Problem description:
Make an exact copy of the records, with the images left out.

Entries supplied:
— BEGIN —

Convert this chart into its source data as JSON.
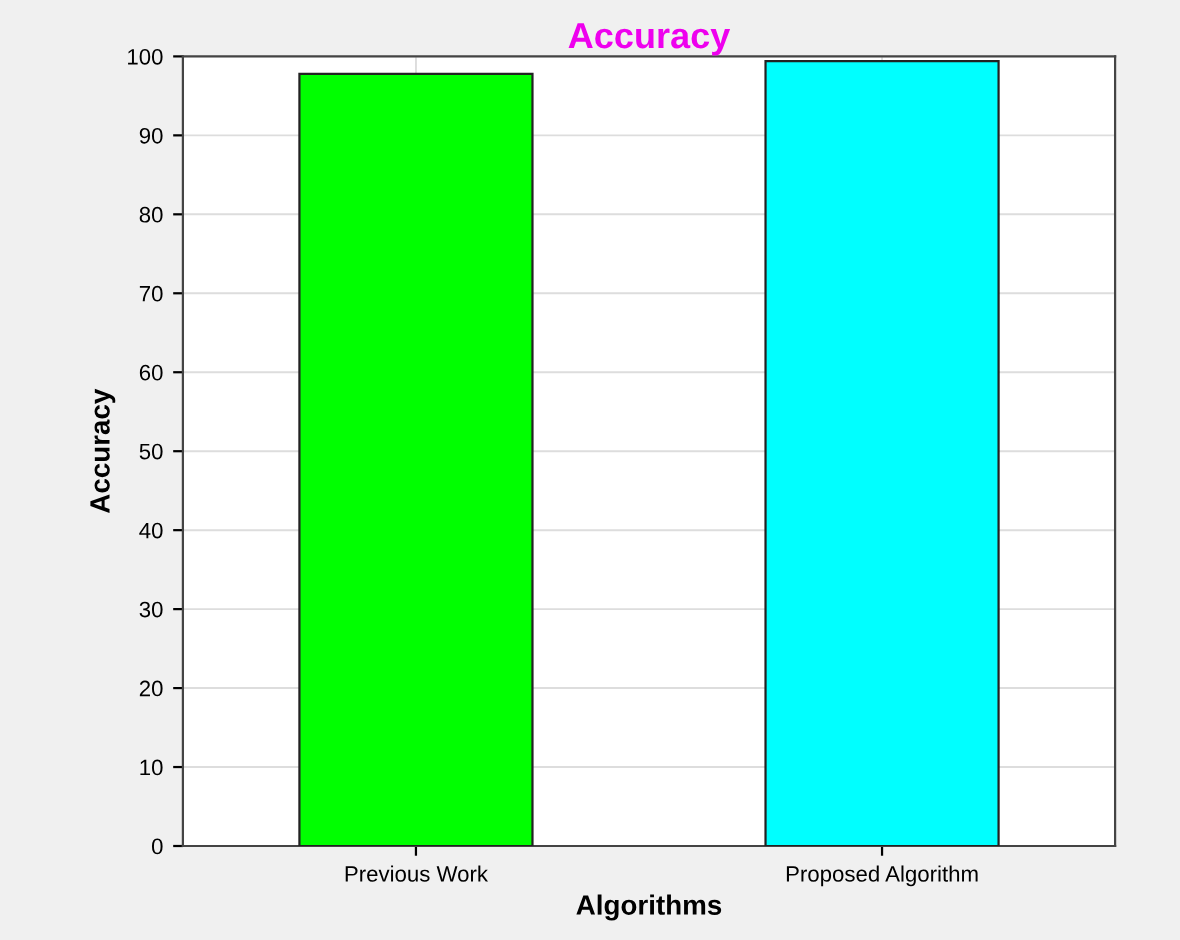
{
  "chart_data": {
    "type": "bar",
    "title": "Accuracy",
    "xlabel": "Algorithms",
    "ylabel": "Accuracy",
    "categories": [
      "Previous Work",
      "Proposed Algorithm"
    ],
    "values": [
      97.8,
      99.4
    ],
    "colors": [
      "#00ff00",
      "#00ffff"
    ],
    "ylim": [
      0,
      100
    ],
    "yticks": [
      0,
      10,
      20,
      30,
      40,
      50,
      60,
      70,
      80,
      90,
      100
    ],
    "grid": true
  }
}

— END —

Answer to the task:
Convert this chart into its source data as JSON.
{
  "chart_data": {
    "type": "bar",
    "title": "Accuracy",
    "xlabel": "Algorithms",
    "ylabel": "Accuracy",
    "categories": [
      "Previous Work",
      "Proposed Algorithm"
    ],
    "values": [
      97.8,
      99.4
    ],
    "colors": [
      "#00ff00",
      "#00ffff"
    ],
    "ylim": [
      0,
      100
    ],
    "yticks": [
      0,
      10,
      20,
      30,
      40,
      50,
      60,
      70,
      80,
      90,
      100
    ],
    "grid": true
  }
}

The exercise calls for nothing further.